[Data listing]

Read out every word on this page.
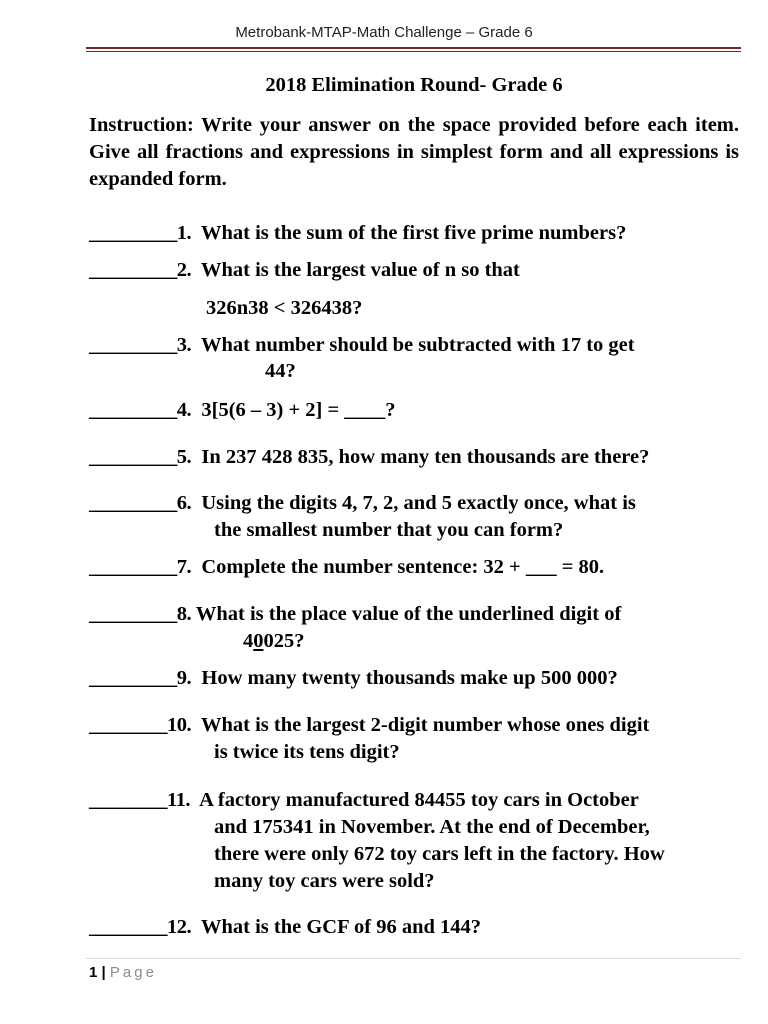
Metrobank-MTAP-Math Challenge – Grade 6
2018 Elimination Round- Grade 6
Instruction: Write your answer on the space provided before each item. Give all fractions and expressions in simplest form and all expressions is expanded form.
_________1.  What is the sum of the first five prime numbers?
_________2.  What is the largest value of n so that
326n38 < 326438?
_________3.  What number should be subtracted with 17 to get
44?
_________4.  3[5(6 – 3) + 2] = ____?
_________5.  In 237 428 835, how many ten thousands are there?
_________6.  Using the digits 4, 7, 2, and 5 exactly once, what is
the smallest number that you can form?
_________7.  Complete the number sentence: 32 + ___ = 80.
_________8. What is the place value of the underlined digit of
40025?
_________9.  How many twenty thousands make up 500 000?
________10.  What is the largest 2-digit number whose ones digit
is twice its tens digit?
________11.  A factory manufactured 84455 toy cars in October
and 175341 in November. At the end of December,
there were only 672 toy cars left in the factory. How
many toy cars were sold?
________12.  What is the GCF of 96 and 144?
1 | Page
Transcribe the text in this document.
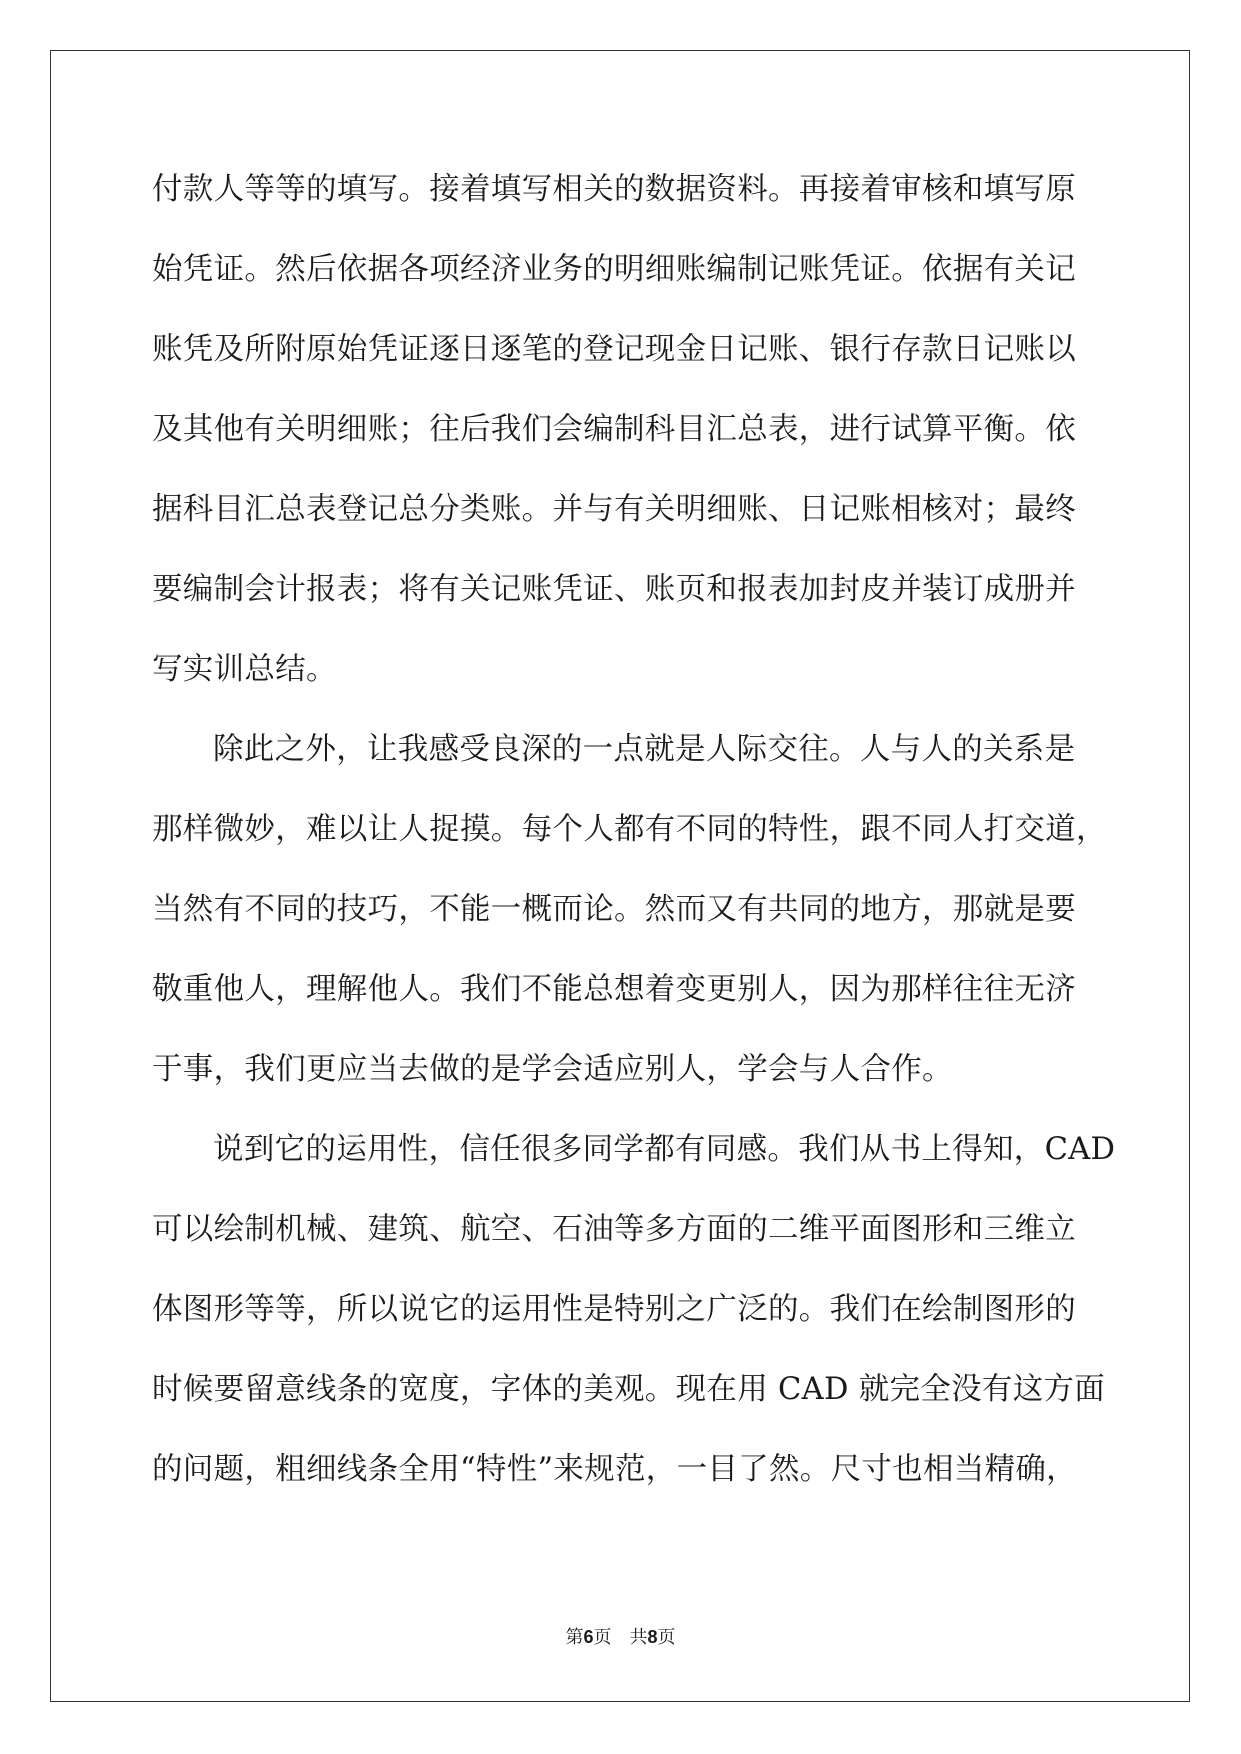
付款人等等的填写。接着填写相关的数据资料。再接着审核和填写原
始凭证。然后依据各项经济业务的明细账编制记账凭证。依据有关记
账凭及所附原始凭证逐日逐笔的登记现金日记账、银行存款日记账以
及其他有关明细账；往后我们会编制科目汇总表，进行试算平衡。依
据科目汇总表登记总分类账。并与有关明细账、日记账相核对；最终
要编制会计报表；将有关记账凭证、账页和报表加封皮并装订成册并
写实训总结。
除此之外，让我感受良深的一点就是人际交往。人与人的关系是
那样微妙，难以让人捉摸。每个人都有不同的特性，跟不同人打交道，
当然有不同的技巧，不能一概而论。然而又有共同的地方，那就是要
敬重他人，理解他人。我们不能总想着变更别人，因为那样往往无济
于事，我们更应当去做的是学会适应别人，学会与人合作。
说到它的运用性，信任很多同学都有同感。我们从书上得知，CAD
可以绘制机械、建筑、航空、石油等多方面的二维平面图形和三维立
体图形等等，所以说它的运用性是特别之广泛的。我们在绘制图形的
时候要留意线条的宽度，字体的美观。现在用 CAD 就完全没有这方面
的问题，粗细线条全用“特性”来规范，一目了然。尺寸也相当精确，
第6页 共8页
* * *
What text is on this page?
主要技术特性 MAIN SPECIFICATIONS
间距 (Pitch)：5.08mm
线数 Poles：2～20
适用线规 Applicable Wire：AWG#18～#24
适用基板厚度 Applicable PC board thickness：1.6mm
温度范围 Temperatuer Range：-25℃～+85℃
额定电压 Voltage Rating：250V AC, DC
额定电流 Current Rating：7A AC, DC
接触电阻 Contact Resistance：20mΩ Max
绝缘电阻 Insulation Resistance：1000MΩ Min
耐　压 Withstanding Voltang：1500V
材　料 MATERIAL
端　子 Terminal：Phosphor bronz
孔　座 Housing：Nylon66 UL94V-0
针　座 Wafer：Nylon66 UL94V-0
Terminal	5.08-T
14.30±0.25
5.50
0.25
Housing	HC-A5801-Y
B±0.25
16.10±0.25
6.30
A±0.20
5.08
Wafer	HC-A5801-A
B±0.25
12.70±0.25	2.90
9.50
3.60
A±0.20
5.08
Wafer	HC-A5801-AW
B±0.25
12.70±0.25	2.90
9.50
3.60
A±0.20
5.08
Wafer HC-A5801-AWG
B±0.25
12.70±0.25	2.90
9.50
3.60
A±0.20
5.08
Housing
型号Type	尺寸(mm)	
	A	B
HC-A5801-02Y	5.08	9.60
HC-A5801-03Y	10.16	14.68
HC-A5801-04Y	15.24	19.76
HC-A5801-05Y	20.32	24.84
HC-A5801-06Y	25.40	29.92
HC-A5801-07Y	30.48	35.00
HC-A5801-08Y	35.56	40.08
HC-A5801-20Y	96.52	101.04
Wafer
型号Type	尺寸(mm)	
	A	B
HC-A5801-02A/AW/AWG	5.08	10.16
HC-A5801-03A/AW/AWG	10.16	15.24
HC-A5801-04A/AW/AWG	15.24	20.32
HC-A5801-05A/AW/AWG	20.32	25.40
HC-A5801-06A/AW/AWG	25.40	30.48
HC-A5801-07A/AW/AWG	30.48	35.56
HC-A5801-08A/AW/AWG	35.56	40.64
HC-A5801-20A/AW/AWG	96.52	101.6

* [Stated goal]: Give the number of lines that hold the word "this" in these records, with nothing added.

* [Exercise answer]: 3